+++ EXCERPTED RECORDS

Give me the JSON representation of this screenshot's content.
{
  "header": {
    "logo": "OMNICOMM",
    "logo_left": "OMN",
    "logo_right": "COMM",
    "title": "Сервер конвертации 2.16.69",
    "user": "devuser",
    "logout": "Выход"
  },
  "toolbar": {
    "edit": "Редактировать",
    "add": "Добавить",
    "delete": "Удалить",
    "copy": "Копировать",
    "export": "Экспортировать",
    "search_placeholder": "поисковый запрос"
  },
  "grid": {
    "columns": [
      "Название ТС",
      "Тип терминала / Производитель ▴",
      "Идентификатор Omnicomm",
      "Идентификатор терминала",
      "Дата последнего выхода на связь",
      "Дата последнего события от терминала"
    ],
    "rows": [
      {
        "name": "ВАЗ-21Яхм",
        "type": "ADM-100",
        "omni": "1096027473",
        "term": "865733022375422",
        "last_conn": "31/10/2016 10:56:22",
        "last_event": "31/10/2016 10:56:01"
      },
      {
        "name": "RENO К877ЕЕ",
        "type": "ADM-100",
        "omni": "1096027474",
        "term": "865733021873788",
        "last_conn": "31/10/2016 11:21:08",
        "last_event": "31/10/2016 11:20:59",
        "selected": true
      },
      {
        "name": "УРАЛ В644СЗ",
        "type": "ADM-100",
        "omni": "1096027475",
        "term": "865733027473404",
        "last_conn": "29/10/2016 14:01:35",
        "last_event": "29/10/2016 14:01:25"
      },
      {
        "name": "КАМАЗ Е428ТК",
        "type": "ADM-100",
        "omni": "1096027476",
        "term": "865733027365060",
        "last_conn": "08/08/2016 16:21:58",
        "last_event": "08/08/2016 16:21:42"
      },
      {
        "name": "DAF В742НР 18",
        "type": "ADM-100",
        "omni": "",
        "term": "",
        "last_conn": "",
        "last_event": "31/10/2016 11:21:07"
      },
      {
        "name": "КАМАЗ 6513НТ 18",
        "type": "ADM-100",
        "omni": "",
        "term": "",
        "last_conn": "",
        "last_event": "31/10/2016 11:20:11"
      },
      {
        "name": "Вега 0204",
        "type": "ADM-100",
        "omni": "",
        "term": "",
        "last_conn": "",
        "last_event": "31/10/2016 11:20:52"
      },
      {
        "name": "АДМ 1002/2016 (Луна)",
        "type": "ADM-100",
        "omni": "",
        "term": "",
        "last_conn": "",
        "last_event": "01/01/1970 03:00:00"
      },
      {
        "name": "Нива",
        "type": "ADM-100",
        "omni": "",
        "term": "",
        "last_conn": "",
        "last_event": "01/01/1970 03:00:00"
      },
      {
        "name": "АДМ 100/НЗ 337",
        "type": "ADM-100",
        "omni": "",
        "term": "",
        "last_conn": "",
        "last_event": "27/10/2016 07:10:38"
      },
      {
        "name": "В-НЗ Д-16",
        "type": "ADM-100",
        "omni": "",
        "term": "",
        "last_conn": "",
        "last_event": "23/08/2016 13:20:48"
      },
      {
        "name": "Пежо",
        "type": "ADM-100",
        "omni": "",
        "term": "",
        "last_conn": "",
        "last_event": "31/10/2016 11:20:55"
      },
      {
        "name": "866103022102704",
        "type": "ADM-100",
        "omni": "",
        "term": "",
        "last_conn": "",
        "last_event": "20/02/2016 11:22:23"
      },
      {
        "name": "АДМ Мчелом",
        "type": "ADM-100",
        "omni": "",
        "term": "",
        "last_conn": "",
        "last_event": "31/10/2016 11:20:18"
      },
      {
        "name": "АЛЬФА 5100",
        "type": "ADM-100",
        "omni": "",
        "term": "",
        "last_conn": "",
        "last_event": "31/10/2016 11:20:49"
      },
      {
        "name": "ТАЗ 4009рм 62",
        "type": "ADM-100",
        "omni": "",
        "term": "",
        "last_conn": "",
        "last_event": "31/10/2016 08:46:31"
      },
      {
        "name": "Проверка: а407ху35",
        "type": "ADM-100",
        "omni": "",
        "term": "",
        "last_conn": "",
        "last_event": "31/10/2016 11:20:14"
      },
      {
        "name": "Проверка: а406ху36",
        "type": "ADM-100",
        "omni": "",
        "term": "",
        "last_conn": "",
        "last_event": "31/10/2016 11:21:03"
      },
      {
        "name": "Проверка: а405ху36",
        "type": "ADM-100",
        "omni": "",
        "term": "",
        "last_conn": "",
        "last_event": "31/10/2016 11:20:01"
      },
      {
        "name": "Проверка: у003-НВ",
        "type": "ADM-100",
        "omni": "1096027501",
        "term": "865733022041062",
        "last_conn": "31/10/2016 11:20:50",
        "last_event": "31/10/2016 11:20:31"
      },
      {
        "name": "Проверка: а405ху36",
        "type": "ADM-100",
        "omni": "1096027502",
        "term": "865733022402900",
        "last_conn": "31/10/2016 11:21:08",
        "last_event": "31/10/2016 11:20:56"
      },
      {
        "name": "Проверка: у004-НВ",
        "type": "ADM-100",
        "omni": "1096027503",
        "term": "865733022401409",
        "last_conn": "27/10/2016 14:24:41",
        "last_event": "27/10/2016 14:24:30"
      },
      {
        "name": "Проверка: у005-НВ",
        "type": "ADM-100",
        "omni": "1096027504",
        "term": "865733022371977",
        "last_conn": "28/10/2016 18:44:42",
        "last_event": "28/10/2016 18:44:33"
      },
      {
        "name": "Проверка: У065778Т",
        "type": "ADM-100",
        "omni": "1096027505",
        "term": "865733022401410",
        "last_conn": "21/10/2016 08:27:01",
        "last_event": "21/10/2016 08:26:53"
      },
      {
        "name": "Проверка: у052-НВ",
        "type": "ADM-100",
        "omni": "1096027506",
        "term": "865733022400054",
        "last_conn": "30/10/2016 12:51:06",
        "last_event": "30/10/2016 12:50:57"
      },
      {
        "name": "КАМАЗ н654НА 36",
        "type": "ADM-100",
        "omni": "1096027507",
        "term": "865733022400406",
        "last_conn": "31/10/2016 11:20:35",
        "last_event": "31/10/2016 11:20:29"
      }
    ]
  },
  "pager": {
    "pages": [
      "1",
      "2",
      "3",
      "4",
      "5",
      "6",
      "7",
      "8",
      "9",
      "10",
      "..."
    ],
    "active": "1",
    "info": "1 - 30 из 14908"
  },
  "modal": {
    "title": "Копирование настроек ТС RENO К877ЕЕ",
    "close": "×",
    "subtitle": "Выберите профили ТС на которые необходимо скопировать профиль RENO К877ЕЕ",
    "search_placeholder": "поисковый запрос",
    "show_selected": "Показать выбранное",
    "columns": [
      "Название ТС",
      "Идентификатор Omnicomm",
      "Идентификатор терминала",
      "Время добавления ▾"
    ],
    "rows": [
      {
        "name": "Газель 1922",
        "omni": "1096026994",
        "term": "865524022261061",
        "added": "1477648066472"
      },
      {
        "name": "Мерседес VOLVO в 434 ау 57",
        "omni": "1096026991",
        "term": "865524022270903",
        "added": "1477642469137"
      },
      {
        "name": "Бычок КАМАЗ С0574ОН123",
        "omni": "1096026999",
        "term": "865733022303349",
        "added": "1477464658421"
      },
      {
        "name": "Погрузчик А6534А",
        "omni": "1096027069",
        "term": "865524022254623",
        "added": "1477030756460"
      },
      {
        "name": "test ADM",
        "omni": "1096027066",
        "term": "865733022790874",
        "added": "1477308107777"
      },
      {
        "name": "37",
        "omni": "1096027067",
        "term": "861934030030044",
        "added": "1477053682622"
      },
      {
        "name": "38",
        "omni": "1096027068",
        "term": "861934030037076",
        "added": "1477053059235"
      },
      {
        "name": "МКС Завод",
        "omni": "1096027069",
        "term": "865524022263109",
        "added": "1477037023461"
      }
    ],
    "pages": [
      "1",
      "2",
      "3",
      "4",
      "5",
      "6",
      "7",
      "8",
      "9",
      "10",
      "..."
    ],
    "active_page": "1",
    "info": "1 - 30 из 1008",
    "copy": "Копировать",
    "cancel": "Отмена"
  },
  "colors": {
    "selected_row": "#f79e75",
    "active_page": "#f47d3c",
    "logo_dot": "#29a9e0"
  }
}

++++++

**REQUIREMENT:** Scan the records above for the string "Дата", then report every line that contains it.

**SOLUTION FOR THIS PROBLEM:**
      "Дата последнего выхода на связь",
      "Дата последнего события от терминала"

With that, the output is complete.